**WORK INSTRUCTIONS**
Without changing a character, return the entries, but not the images they hold.

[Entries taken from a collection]
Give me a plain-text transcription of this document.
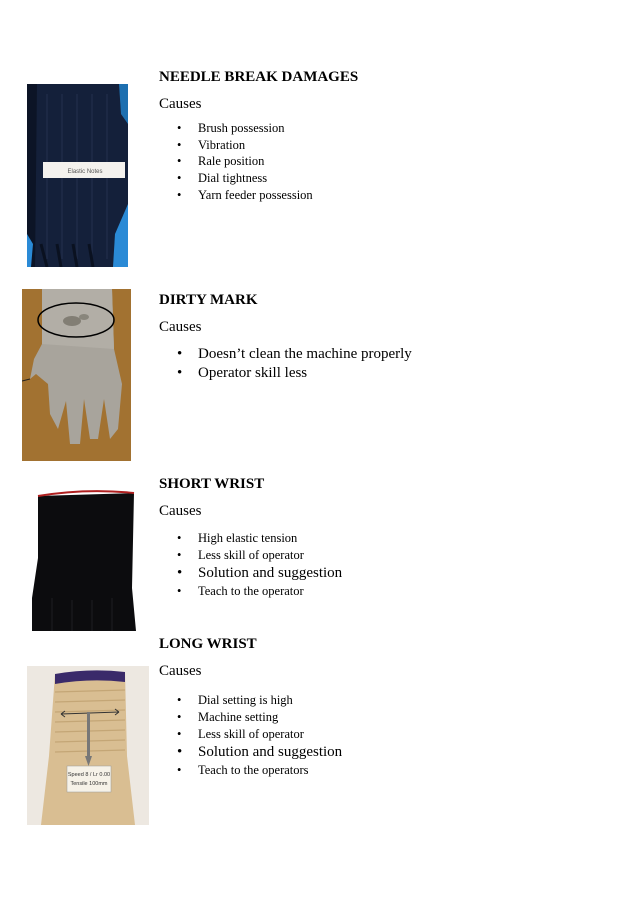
Elastic Notes
NEEDLE BREAK DAMAGES
Causes
• Brush possession
• Vibration
• Rale position
• Dial tightness
• Yarn feeder possession
DIRTY MARK
Causes
• Doesn’t clean the machine properly
• Operator skill less
SHORT WRIST
Causes
• High elastic tension
• Less skill of operator
• Solution and suggestion
• Teach to the operator
Speed 8 / Lr 0.00
Tensile 100mm
LONG WRIST
Causes
• Dial setting is high
• Machine setting
• Less skill of operator
• Solution and suggestion
• Teach to the operators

**ANSWER FOR THE TASK**
Give me a plain-text transcription of this document.
Elastic Notes
NEEDLE BREAK DAMAGES
Causes
• Brush possession
• Vibration
• Rale position
• Dial tightness
• Yarn feeder possession
DIRTY MARK
Causes
• Doesn’t clean the machine properly
• Operator skill less
SHORT WRIST
Causes
• High elastic tension
• Less skill of operator
• Solution and suggestion
• Teach to the operator
Speed 8 / Lr 0.00
Tensile 100mm
LONG WRIST
Causes
• Dial setting is high
• Machine setting
• Less skill of operator
• Solution and suggestion
• Teach to the operators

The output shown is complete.